◆ Exercise:
Provide the count of lines that hold "JSON" and no other output.

======== Data provided ========

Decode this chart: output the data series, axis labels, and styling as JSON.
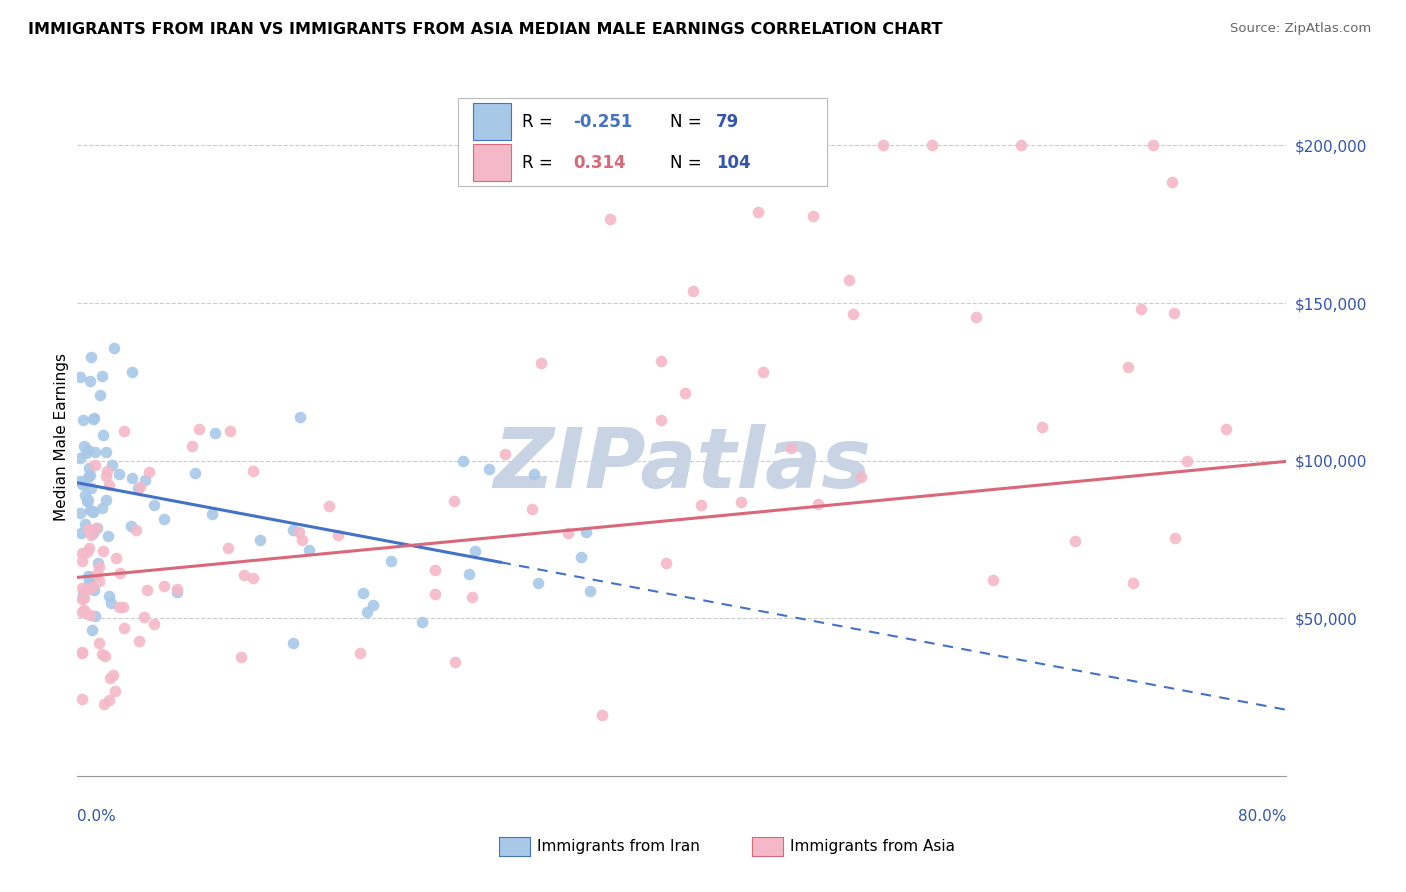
{
  "title": "IMMIGRANTS FROM IRAN VS IMMIGRANTS FROM ASIA MEDIAN MALE EARNINGS CORRELATION CHART",
  "source": "Source: ZipAtlas.com",
  "ylabel": "Median Male Earnings",
  "xlim": [
    0.0,
    80.0
  ],
  "ylim": [
    0,
    215000
  ],
  "yticks": [
    50000,
    100000,
    150000,
    200000
  ],
  "ytick_labels": [
    "$50,000",
    "$100,000",
    "$150,000",
    "$200,000"
  ],
  "legend_iran_R": "-0.251",
  "legend_iran_N": "79",
  "legend_asia_R": "0.314",
  "legend_asia_N": "104",
  "iran_color": "#a8c8e8",
  "asia_color": "#f4b8c8",
  "trend_iran_color": "#4472c4",
  "trend_asia_color": "#d9687a",
  "watermark": "ZIPatlas",
  "watermark_color": "#c8d4e4",
  "iran_intercept": 93000,
  "iran_slope": -900,
  "asia_intercept": 63000,
  "asia_slope": 460,
  "iran_solid_end": 28,
  "background_color": "#ffffff",
  "grid_color": "#cccccc",
  "axis_color": "#999999",
  "tick_color": "#3355aa",
  "title_fontsize": 11.5,
  "tick_fontsize": 11,
  "watermark_fontsize": 60,
  "scatter_size": 70
}
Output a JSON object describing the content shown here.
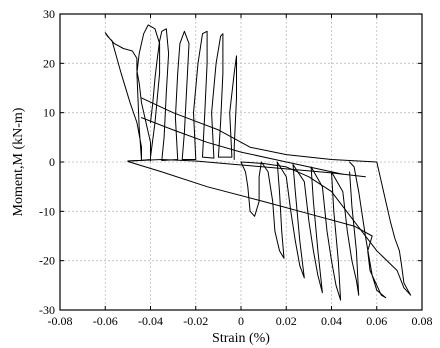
{
  "chart_data": {
    "type": "line",
    "xlabel": "Strain (%)",
    "ylabel": "Moment,M (kN-m)",
    "xlim": [
      -0.08,
      0.08
    ],
    "ylim": [
      -30,
      30
    ],
    "grid": true,
    "x_ticks": [
      "-0.08",
      "-0.06",
      "-0.04",
      "-0.02",
      "0",
      "0.02",
      "0.04",
      "0.06",
      "0.08"
    ],
    "y_ticks": [
      "-30",
      "-20",
      "-10",
      "0",
      "10",
      "20",
      "30"
    ],
    "x_tick_values": [
      -0.08,
      -0.06,
      -0.04,
      -0.02,
      0,
      0.02,
      0.04,
      0.06,
      0.08
    ],
    "y_tick_values": [
      -30,
      -20,
      -10,
      0,
      10,
      20,
      30
    ],
    "series": [
      {
        "values": [
          [
            -0.05,
            0.2
          ],
          [
            -0.045,
            0.3
          ],
          [
            -0.04,
            0.5
          ],
          [
            -0.04,
            4.0
          ],
          [
            -0.044,
            12.0
          ],
          [
            -0.045,
            16.0
          ],
          [
            -0.046,
            18.5
          ],
          [
            -0.046,
            21.0
          ],
          [
            -0.048,
            22.5
          ],
          [
            -0.052,
            23.0
          ],
          [
            -0.056,
            24.0
          ],
          [
            -0.059,
            25.5
          ],
          [
            -0.06,
            26.2
          ],
          [
            -0.058,
            25.0
          ],
          [
            -0.057,
            24.6
          ],
          [
            -0.053,
            18.0
          ],
          [
            -0.049,
            12.0
          ],
          [
            -0.046,
            8.0
          ],
          [
            -0.044,
            3.0
          ],
          [
            -0.044,
            0.4
          ],
          [
            -0.045,
            7.0
          ],
          [
            -0.046,
            18.0
          ],
          [
            -0.045,
            22.0
          ],
          [
            -0.043,
            26.0
          ],
          [
            -0.041,
            27.8
          ],
          [
            -0.038,
            27.0
          ],
          [
            -0.036,
            24.0
          ],
          [
            -0.036,
            18.0
          ],
          [
            -0.038,
            8.0
          ],
          [
            -0.04,
            1.0
          ],
          [
            -0.04,
            0.2
          ]
        ]
      },
      {
        "values": [
          [
            -0.044,
            13.0
          ],
          [
            -0.03,
            10.0
          ],
          [
            -0.01,
            6.5
          ],
          [
            0.004,
            3.0
          ],
          [
            0.02,
            1.5
          ],
          [
            0.04,
            0.5
          ],
          [
            0.06,
            0.0
          ],
          [
            0.062,
            -4.0
          ],
          [
            0.064,
            -8.0
          ],
          [
            0.066,
            -12.0
          ],
          [
            0.068,
            -15.5
          ],
          [
            0.07,
            -18.0
          ],
          [
            0.071,
            -21.0
          ],
          [
            0.072,
            -24.5
          ],
          [
            0.074,
            -26.2
          ],
          [
            0.075,
            -27.0
          ],
          [
            0.072,
            -25.5
          ],
          [
            0.069,
            -22.0
          ],
          [
            0.06,
            -18.0
          ],
          [
            0.05,
            -12.0
          ],
          [
            0.04,
            -6.0
          ],
          [
            0.03,
            -3.0
          ],
          [
            0.02,
            -1.0
          ],
          [
            0.01,
            -0.3
          ],
          [
            0.0,
            0.0
          ]
        ]
      },
      {
        "values": [
          [
            -0.05,
            0.1
          ],
          [
            -0.035,
            -2.0
          ],
          [
            -0.015,
            -5.0
          ],
          [
            0.01,
            -8.0
          ],
          [
            0.03,
            -10.5
          ],
          [
            0.05,
            -13.0
          ],
          [
            0.058,
            -15.0
          ],
          [
            0.056,
            -18.0
          ],
          [
            0.057,
            -22.0
          ],
          [
            0.06,
            -25.0
          ],
          [
            0.062,
            -27.0
          ],
          [
            0.064,
            -27.5
          ],
          [
            0.06,
            -26.0
          ],
          [
            0.058,
            -23.0
          ],
          [
            0.055,
            -15.0
          ],
          [
            0.052,
            -6.0
          ],
          [
            0.05,
            -1.0
          ],
          [
            0.048,
            0.0
          ]
        ]
      },
      {
        "values": [
          [
            -0.04,
            8.0
          ],
          [
            -0.039,
            12.0
          ],
          [
            -0.038,
            17.0
          ],
          [
            -0.037,
            21.0
          ],
          [
            -0.036,
            24.5
          ],
          [
            -0.035,
            26.5
          ],
          [
            -0.033,
            27.0
          ],
          [
            -0.032,
            22.0
          ],
          [
            -0.033,
            14.0
          ],
          [
            -0.034,
            5.0
          ],
          [
            -0.035,
            0.3
          ],
          [
            -0.028,
            0.5
          ],
          [
            -0.029,
            9.0
          ],
          [
            -0.028,
            18.0
          ],
          [
            -0.027,
            24.0
          ],
          [
            -0.025,
            26.5
          ],
          [
            -0.023,
            24.0
          ],
          [
            -0.024,
            15.0
          ],
          [
            -0.025,
            6.0
          ],
          [
            -0.026,
            0.5
          ],
          [
            -0.02,
            0.5
          ],
          [
            -0.021,
            10.0
          ],
          [
            -0.019,
            20.0
          ],
          [
            -0.017,
            26.0
          ],
          [
            -0.015,
            26.5
          ],
          [
            -0.015,
            20.0
          ],
          [
            -0.016,
            10.0
          ],
          [
            -0.017,
            1.0
          ],
          [
            -0.012,
            0.8
          ],
          [
            -0.013,
            10.0
          ],
          [
            -0.011,
            20.0
          ],
          [
            -0.009,
            25.5
          ],
          [
            -0.008,
            26.0
          ],
          [
            -0.008,
            18.0
          ],
          [
            -0.009,
            8.0
          ],
          [
            -0.01,
            1.0
          ],
          [
            -0.004,
            1.0
          ],
          [
            -0.005,
            10.0
          ],
          [
            -0.003,
            18.0
          ],
          [
            -0.002,
            21.5
          ],
          [
            -0.002,
            13.0
          ],
          [
            -0.003,
            3.0
          ],
          [
            -0.003,
            0.5
          ]
        ]
      },
      {
        "values": [
          [
            0.0,
            0.0
          ],
          [
            0.002,
            -2.0
          ],
          [
            0.003,
            -5.0
          ],
          [
            0.004,
            -10.0
          ],
          [
            0.006,
            -11.0
          ],
          [
            0.008,
            -8.0
          ],
          [
            0.008,
            -3.0
          ],
          [
            0.009,
            0.0
          ],
          [
            0.012,
            -2.0
          ],
          [
            0.014,
            -8.0
          ],
          [
            0.015,
            -14.0
          ],
          [
            0.017,
            -18.0
          ],
          [
            0.019,
            -19.5
          ],
          [
            0.018,
            -14.0
          ],
          [
            0.017,
            -6.0
          ],
          [
            0.016,
            0.0
          ],
          [
            0.02,
            -3.0
          ],
          [
            0.022,
            -10.0
          ],
          [
            0.024,
            -16.0
          ],
          [
            0.026,
            -21.0
          ],
          [
            0.028,
            -23.5
          ],
          [
            0.026,
            -16.0
          ],
          [
            0.024,
            -6.0
          ],
          [
            0.023,
            -0.5
          ],
          [
            0.028,
            -4.0
          ],
          [
            0.03,
            -12.0
          ],
          [
            0.032,
            -18.0
          ],
          [
            0.034,
            -23.0
          ],
          [
            0.036,
            -26.5
          ],
          [
            0.034,
            -18.0
          ],
          [
            0.032,
            -8.0
          ],
          [
            0.031,
            -1.0
          ],
          [
            0.036,
            -5.0
          ],
          [
            0.038,
            -14.0
          ],
          [
            0.04,
            -20.0
          ],
          [
            0.042,
            -25.0
          ],
          [
            0.044,
            -28.0
          ],
          [
            0.043,
            -20.0
          ],
          [
            0.041,
            -10.0
          ],
          [
            0.04,
            -2.0
          ],
          [
            0.045,
            -6.0
          ],
          [
            0.047,
            -14.0
          ],
          [
            0.049,
            -20.0
          ],
          [
            0.051,
            -24.0
          ],
          [
            0.052,
            -27.0
          ],
          [
            0.051,
            -18.0
          ],
          [
            0.049,
            -9.0
          ],
          [
            0.048,
            -2.0
          ]
        ]
      },
      {
        "values": [
          [
            -0.05,
            0.2
          ],
          [
            -0.035,
            0.5
          ],
          [
            -0.02,
            0.2
          ],
          [
            -0.005,
            -0.4
          ],
          [
            0.01,
            -1.0
          ],
          [
            0.025,
            -1.6
          ],
          [
            0.04,
            -2.2
          ],
          [
            0.055,
            -3.0
          ]
        ]
      },
      {
        "values": [
          [
            -0.044,
            9.0
          ],
          [
            -0.03,
            6.5
          ],
          [
            -0.015,
            4.0
          ],
          [
            0.0,
            2.0
          ],
          [
            0.015,
            0.5
          ],
          [
            0.03,
            -1.0
          ],
          [
            0.045,
            -2.5
          ]
        ]
      }
    ]
  }
}
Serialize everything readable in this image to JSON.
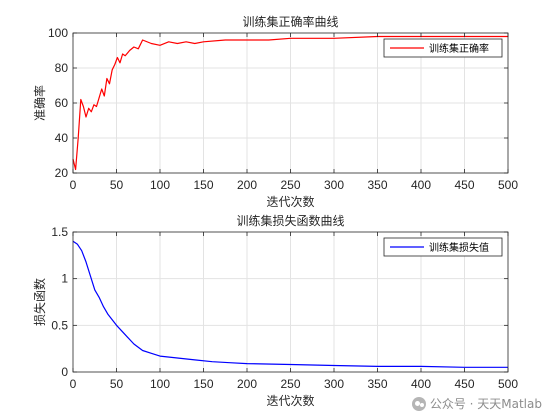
{
  "chart_data": [
    {
      "type": "line",
      "title": "训练集正确率曲线",
      "xlabel": "迭代次数",
      "ylabel": "准确率",
      "xlim": [
        0,
        500
      ],
      "ylim": [
        20,
        100
      ],
      "xticks": [
        0,
        50,
        100,
        150,
        200,
        250,
        300,
        350,
        400,
        450,
        500
      ],
      "yticks": [
        20,
        40,
        60,
        80,
        100
      ],
      "grid": true,
      "legend_position": "top-right",
      "series": [
        {
          "name": "训练集正确率",
          "color": "#ff0000",
          "x": [
            0,
            3,
            6,
            9,
            12,
            15,
            18,
            21,
            24,
            27,
            30,
            33,
            36,
            39,
            42,
            45,
            48,
            51,
            54,
            57,
            60,
            65,
            70,
            75,
            80,
            90,
            100,
            110,
            120,
            130,
            140,
            150,
            175,
            200,
            225,
            250,
            275,
            300,
            350,
            400,
            450,
            500
          ],
          "y": [
            28,
            22,
            40,
            62,
            58,
            52,
            57,
            55,
            59,
            58,
            63,
            68,
            64,
            74,
            71,
            79,
            82,
            86,
            83,
            88,
            87,
            90,
            92,
            91,
            96,
            94,
            93,
            95,
            94,
            95,
            94,
            95,
            96,
            96,
            96,
            97,
            97,
            97,
            98,
            98,
            98,
            98
          ]
        }
      ]
    },
    {
      "type": "line",
      "title": "训练集损失函数曲线",
      "xlabel": "迭代次数",
      "ylabel": "损失函数",
      "xlim": [
        0,
        500
      ],
      "ylim": [
        0,
        1.5
      ],
      "xticks": [
        0,
        50,
        100,
        150,
        200,
        250,
        300,
        350,
        400,
        450,
        500
      ],
      "yticks": [
        0,
        0.5,
        1,
        1.5
      ],
      "grid": true,
      "legend_position": "top-right",
      "series": [
        {
          "name": "训练集损失值",
          "color": "#0000ff",
          "x": [
            0,
            5,
            10,
            15,
            20,
            25,
            30,
            35,
            40,
            45,
            50,
            60,
            70,
            80,
            90,
            100,
            120,
            140,
            160,
            180,
            200,
            250,
            300,
            350,
            400,
            450,
            500
          ],
          "y": [
            1.4,
            1.37,
            1.3,
            1.18,
            1.03,
            0.88,
            0.8,
            0.7,
            0.62,
            0.56,
            0.5,
            0.4,
            0.3,
            0.23,
            0.2,
            0.17,
            0.15,
            0.13,
            0.11,
            0.1,
            0.09,
            0.08,
            0.07,
            0.06,
            0.06,
            0.05,
            0.05
          ]
        }
      ]
    }
  ],
  "watermark": {
    "icon": "wechat-icon",
    "text": "公众号 · 天天Matlab"
  }
}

========

◆ Result of this exercise:
3